Figure data in JSON:
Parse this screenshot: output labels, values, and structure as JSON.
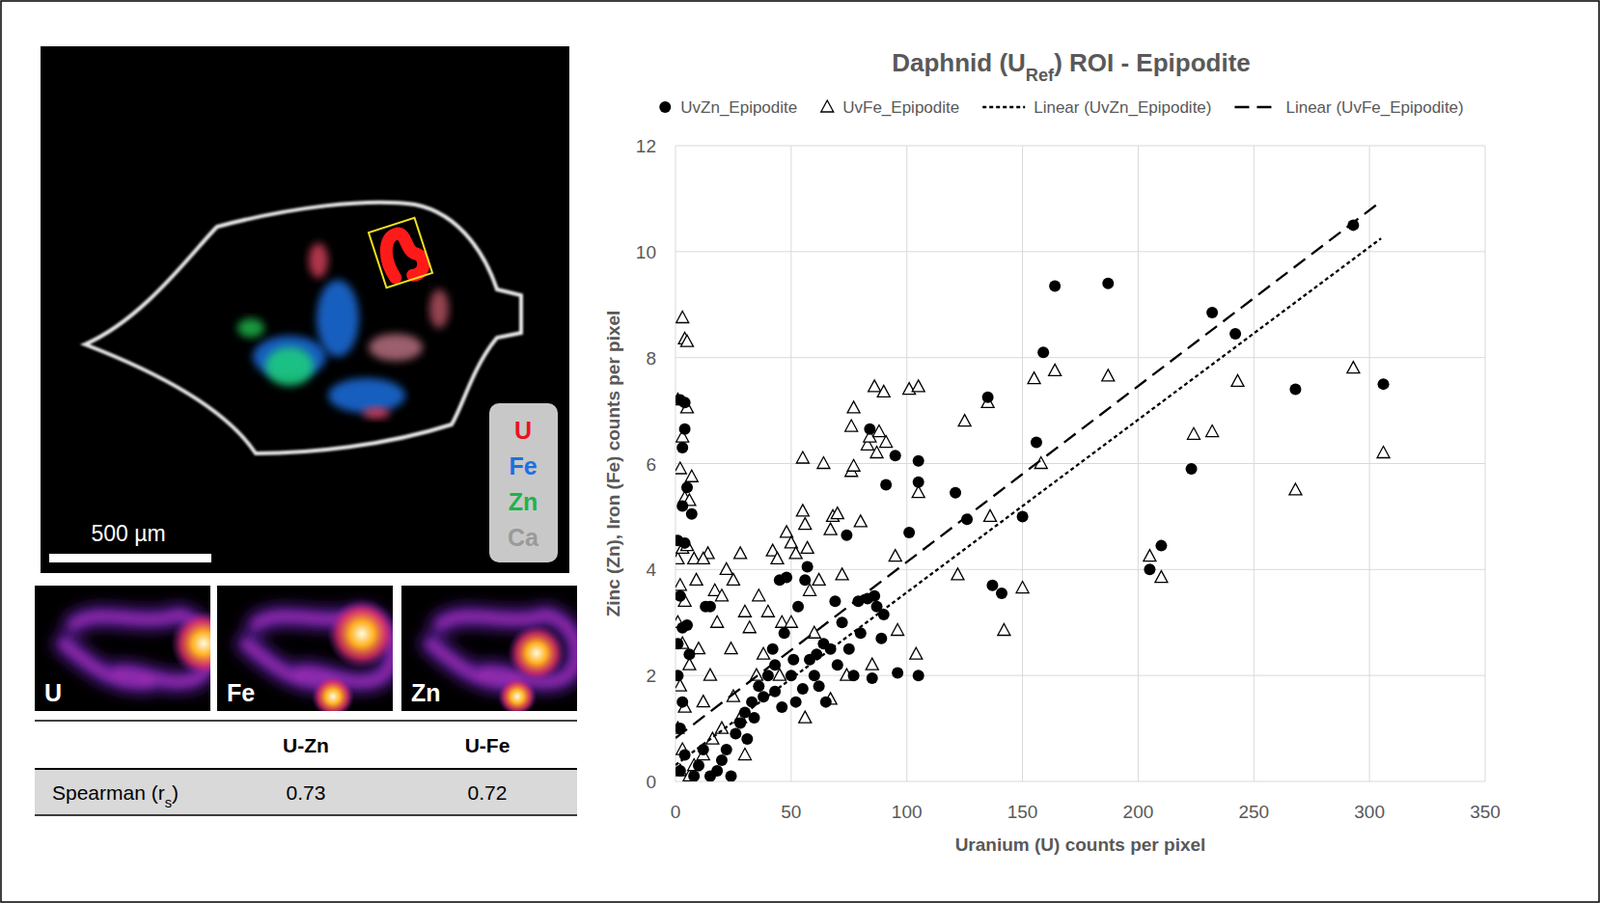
{
  "chart_data": {
    "type": "scatter",
    "title": "Daphnid (URef) ROI - Epipodite",
    "title_subscript": "Ref",
    "x_label": "Uranium (U) counts per pixel",
    "y_label": "Zinc (Zn), Iron (Fe) counts per pixel",
    "xlim": [
      0,
      350
    ],
    "xticks": [
      0,
      50,
      100,
      150,
      200,
      250,
      300,
      350
    ],
    "ylim": [
      0,
      12
    ],
    "yticks": [
      0,
      2,
      4,
      6,
      8,
      10,
      12
    ],
    "grid": true,
    "legend": "top",
    "series": [
      {
        "name": "UvZn_Epipodite",
        "type": "scatter",
        "marker": "circle",
        "color": "#000000",
        "x": [
          293,
          164,
          187,
          159,
          232,
          242,
          306,
          268,
          135,
          156,
          223,
          210,
          205,
          150,
          126,
          121,
          105,
          105,
          101,
          91,
          95,
          84,
          74,
          137,
          141,
          105,
          96,
          85,
          77,
          89,
          90,
          87,
          83,
          86,
          79,
          69,
          61,
          64,
          67,
          57,
          56,
          53,
          45,
          48,
          47,
          51,
          43,
          40,
          36,
          33,
          30,
          26,
          22,
          20,
          18,
          15,
          24,
          28,
          38,
          43,
          50,
          55,
          60,
          65,
          70,
          75,
          80,
          62,
          52,
          46,
          34,
          31,
          2,
          4,
          4,
          3,
          5,
          7,
          3,
          1,
          4,
          2,
          3,
          5,
          1,
          6,
          1,
          3,
          2,
          4,
          2,
          15,
          13,
          10,
          12,
          8,
          58,
          72,
          42
        ],
        "values": [
          10.5,
          9.35,
          9.4,
          8.1,
          8.85,
          8.45,
          7.5,
          7.4,
          7.25,
          6.4,
          5.9,
          4.45,
          4.0,
          5.0,
          4.95,
          5.45,
          6.05,
          5.65,
          4.7,
          5.6,
          6.15,
          6.65,
          4.65,
          3.7,
          3.55,
          2.0,
          2.05,
          1.95,
          2.0,
          2.7,
          3.15,
          3.3,
          3.45,
          3.5,
          3.4,
          3.4,
          2.4,
          2.6,
          2.5,
          4.05,
          3.8,
          3.3,
          3.8,
          3.85,
          2.8,
          2.3,
          2.2,
          2.0,
          1.8,
          1.5,
          1.3,
          0.9,
          0.6,
          0.4,
          0.2,
          0.1,
          0.1,
          1.1,
          1.6,
          1.7,
          2.0,
          1.75,
          2.0,
          1.5,
          2.2,
          2.5,
          2.8,
          1.8,
          1.5,
          1.4,
          1.2,
          0.8,
          7.2,
          7.15,
          6.65,
          6.3,
          5.55,
          5.05,
          5.2,
          4.55,
          4.5,
          3.5,
          2.9,
          2.95,
          2.6,
          2.4,
          2.0,
          1.5,
          1.0,
          0.5,
          0.2,
          3.3,
          3.3,
          0.3,
          0.6,
          0.1,
          2.3,
          3.0,
          2.5
        ]
      },
      {
        "name": "UvFe_Epipodite",
        "type": "scatter",
        "marker": "triangle",
        "color": "#000000",
        "x": [
          3,
          4,
          5,
          1,
          5,
          3,
          2,
          7,
          4,
          6,
          1,
          3,
          5,
          2,
          4,
          1,
          3,
          6,
          2,
          4,
          1,
          3,
          2,
          6,
          8,
          9,
          14,
          12,
          10,
          15,
          12,
          18,
          17,
          20,
          22,
          25,
          28,
          24,
          30,
          32,
          36,
          40,
          42,
          44,
          46,
          48,
          50,
          52,
          55,
          56,
          55,
          57,
          58,
          62,
          64,
          68,
          67,
          70,
          72,
          76,
          77,
          76,
          77,
          80,
          83,
          84,
          86,
          88,
          90,
          87,
          91,
          95,
          96,
          101,
          105,
          105,
          104,
          125,
          122,
          135,
          142,
          136,
          150,
          155,
          158,
          164,
          187,
          205,
          210,
          224,
          232,
          243,
          268,
          293,
          306,
          85,
          67,
          56,
          74,
          60,
          45,
          35,
          28,
          20,
          16,
          12,
          8,
          25,
          38,
          30,
          50
        ],
        "values": [
          8.75,
          8.35,
          8.3,
          7.2,
          7.05,
          6.5,
          5.9,
          5.75,
          5.35,
          5.3,
          4.2,
          4.4,
          4.45,
          3.7,
          3.4,
          3.0,
          2.6,
          2.2,
          1.8,
          1.4,
          1.0,
          0.6,
          0.2,
          0.1,
          4.2,
          3.8,
          4.3,
          4.2,
          2.5,
          2.0,
          1.5,
          3.0,
          3.6,
          3.5,
          4.0,
          3.8,
          4.3,
          2.5,
          3.2,
          2.9,
          3.5,
          3.2,
          4.35,
          4.2,
          3.0,
          4.7,
          4.5,
          4.3,
          5.1,
          4.85,
          6.1,
          4.4,
          3.6,
          3.8,
          6.0,
          5.0,
          4.75,
          5.05,
          3.9,
          5.85,
          5.95,
          6.7,
          7.05,
          4.9,
          6.35,
          6.5,
          7.45,
          6.6,
          7.35,
          6.2,
          6.4,
          4.25,
          2.85,
          7.4,
          7.45,
          5.45,
          2.4,
          6.8,
          3.9,
          7.15,
          2.85,
          5.0,
          3.65,
          7.6,
          6.0,
          7.75,
          7.65,
          4.25,
          3.85,
          6.55,
          6.6,
          7.55,
          5.5,
          7.8,
          6.2,
          2.2,
          1.55,
          1.2,
          2.0,
          2.8,
          2.0,
          2.0,
          1.2,
          1.0,
          0.8,
          0.5,
          0.3,
          1.6,
          2.4,
          0.5,
          3.0
        ]
      },
      {
        "name": "Linear (UvZn_Epipodite)",
        "type": "line",
        "line_style": "dotted",
        "color": "#000000",
        "x": [
          0,
          305
        ],
        "values": [
          0.31,
          10.25
        ]
      },
      {
        "name": "Linear (UvFe_Epipodite)",
        "type": "line",
        "line_style": "dashed",
        "color": "#000000",
        "x": [
          0,
          305
        ],
        "values": [
          0.82,
          10.95
        ]
      }
    ]
  },
  "image_panel": {
    "scale_bar": "500 µm",
    "legend": [
      {
        "label": "U",
        "color": "#e8141c"
      },
      {
        "label": "Fe",
        "color": "#1e6fe0"
      },
      {
        "label": "Zn",
        "color": "#1fb34a"
      },
      {
        "label": "Ca",
        "color": "#9a9a9a"
      }
    ],
    "maps": [
      "U",
      "Fe",
      "Zn"
    ]
  },
  "table": {
    "columns": [
      "U-Zn",
      "U-Fe"
    ],
    "rows": [
      {
        "label": "Spearman (rs)",
        "label_subscript": "s",
        "values": [
          0.73,
          0.72
        ]
      }
    ]
  }
}
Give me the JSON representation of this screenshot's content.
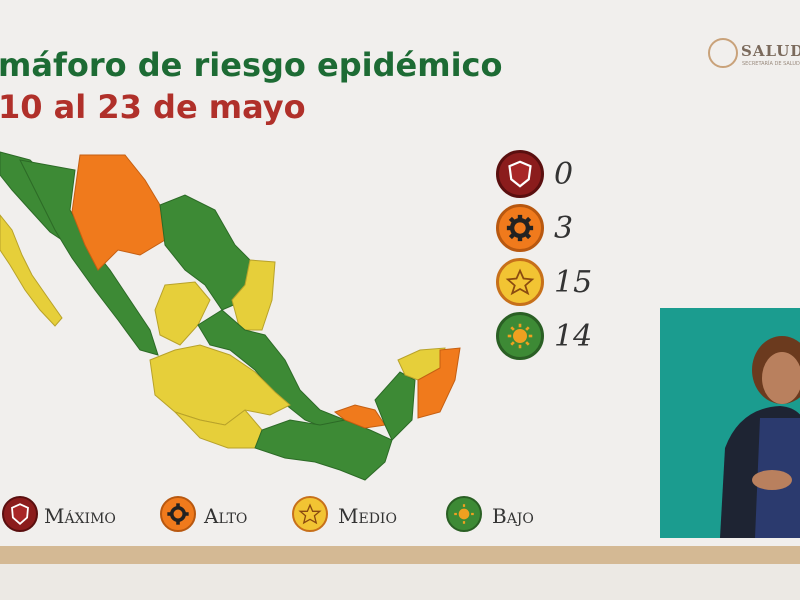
{
  "title": {
    "line1": "máforo de riesgo epidémico",
    "line2": "10 al 23 de mayo"
  },
  "logo": {
    "text": "SALUD",
    "subtext": "SECRETARÍA DE SALUD"
  },
  "colors": {
    "maximo": "#8b1c1c",
    "alto": "#f07a1c",
    "medio": "#e6cf3a",
    "bajo": "#3d8a35",
    "title_green": "#1d6b34",
    "title_red": "#b0302a"
  },
  "counts": [
    {
      "level": "maximo",
      "icon": "shield-icon",
      "value": "0"
    },
    {
      "level": "alto",
      "icon": "gear-icon",
      "value": "3"
    },
    {
      "level": "medio",
      "icon": "star-icon",
      "value": "15"
    },
    {
      "level": "bajo",
      "icon": "sun-icon",
      "value": "14"
    }
  ],
  "legend": [
    {
      "level": "maximo",
      "icon": "shield-icon",
      "label": "Máximo"
    },
    {
      "level": "alto",
      "icon": "gear-icon",
      "label": "Alto"
    },
    {
      "level": "medio",
      "icon": "star-icon",
      "label": "Medio"
    },
    {
      "level": "bajo",
      "icon": "sun-icon",
      "label": "Bajo"
    }
  ],
  "map": {
    "states_by_level": {
      "alto": [
        "Chihuahua",
        "Quintana Roo",
        "Tabasco"
      ],
      "medio": [
        "Baja California Sur",
        "Durango",
        "Tamaulipas",
        "Zacatecas",
        "Aguascalientes",
        "Nayarit",
        "Jalisco",
        "Guanajuato",
        "Querétaro",
        "Hidalgo",
        "Michoacán",
        "Guerrero",
        "Morelos",
        "Yucatán",
        "Colima"
      ],
      "bajo": [
        "Baja California",
        "Sonora",
        "Coahuila",
        "Nuevo León",
        "Sinaloa",
        "San Luis Potosí",
        "Veracruz",
        "Oaxaca",
        "Chiapas",
        "Campeche",
        "Puebla",
        "Tlaxcala",
        "Estado de México",
        "Ciudad de México"
      ]
    }
  }
}
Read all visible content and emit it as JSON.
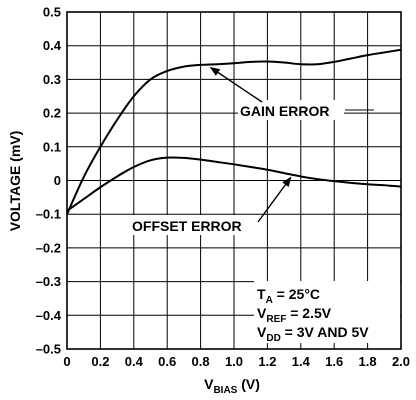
{
  "chart_data": {
    "type": "line",
    "xlabel": {
      "main": "V",
      "sub": "BIAS",
      "unit": " (V)"
    },
    "ylabel": "VOLTAGE (mV)",
    "xlim": [
      0,
      2.0
    ],
    "ylim": [
      -0.5,
      0.5
    ],
    "x_ticks": [
      "0",
      "0.2",
      "0.4",
      "0.6",
      "0.8",
      "1.0",
      "1.2",
      "1.4",
      "1.6",
      "1.8",
      "2.0"
    ],
    "y_ticks": [
      "0.5",
      "0.4",
      "0.3",
      "0.2",
      "0.1",
      "0",
      "–0.1",
      "–0.2",
      "–0.3",
      "–0.4",
      "–0.5"
    ],
    "grid": true,
    "series": [
      {
        "name": "GAIN ERROR",
        "x": [
          0,
          0.1,
          0.2,
          0.3,
          0.4,
          0.5,
          0.6,
          0.7,
          0.8,
          0.9,
          1.0,
          1.1,
          1.2,
          1.3,
          1.4,
          1.5,
          1.6,
          1.7,
          1.8,
          1.9,
          2.0
        ],
        "y": [
          -0.1,
          0.01,
          0.1,
          0.18,
          0.25,
          0.3,
          0.325,
          0.338,
          0.343,
          0.345,
          0.348,
          0.352,
          0.353,
          0.35,
          0.345,
          0.345,
          0.352,
          0.362,
          0.372,
          0.38,
          0.388
        ]
      },
      {
        "name": "OFFSET ERROR",
        "x": [
          0,
          0.1,
          0.2,
          0.3,
          0.4,
          0.5,
          0.6,
          0.7,
          0.8,
          0.9,
          1.0,
          1.1,
          1.2,
          1.3,
          1.4,
          1.5,
          1.6,
          1.7,
          1.8,
          1.9,
          2.0
        ],
        "y": [
          -0.09,
          -0.055,
          -0.02,
          0.012,
          0.04,
          0.06,
          0.068,
          0.067,
          0.062,
          0.055,
          0.048,
          0.04,
          0.032,
          0.022,
          0.012,
          0.004,
          -0.002,
          -0.007,
          -0.011,
          -0.014,
          -0.018
        ]
      }
    ],
    "annotations": [
      {
        "text": "GAIN ERROR",
        "series": "GAIN ERROR",
        "arrow_to_x": 0.86
      },
      {
        "text": "OFFSET ERROR",
        "series": "OFFSET ERROR",
        "arrow_to_x": 1.34
      }
    ],
    "conditions": [
      {
        "main": "T",
        "sub": "A",
        "rest": " = 25°C"
      },
      {
        "main": "V",
        "sub": "REF",
        "rest": " = 2.5V"
      },
      {
        "main": "V",
        "sub": "DD",
        "rest": " = 3V AND 5V"
      }
    ]
  }
}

**Task to carry out:** From the entries above, copy every line that holds the word "name".

**Response for this exercise:**
        "name": "UvZn_Epipodite",
        "name": "UvFe_Epipodite",
        "name": "Linear (UvZn_Epipodite)",
        "name": "Linear (UvFe_Epipodite)",
        "name": "GAIN ERROR",
        "name": "OFFSET ERROR",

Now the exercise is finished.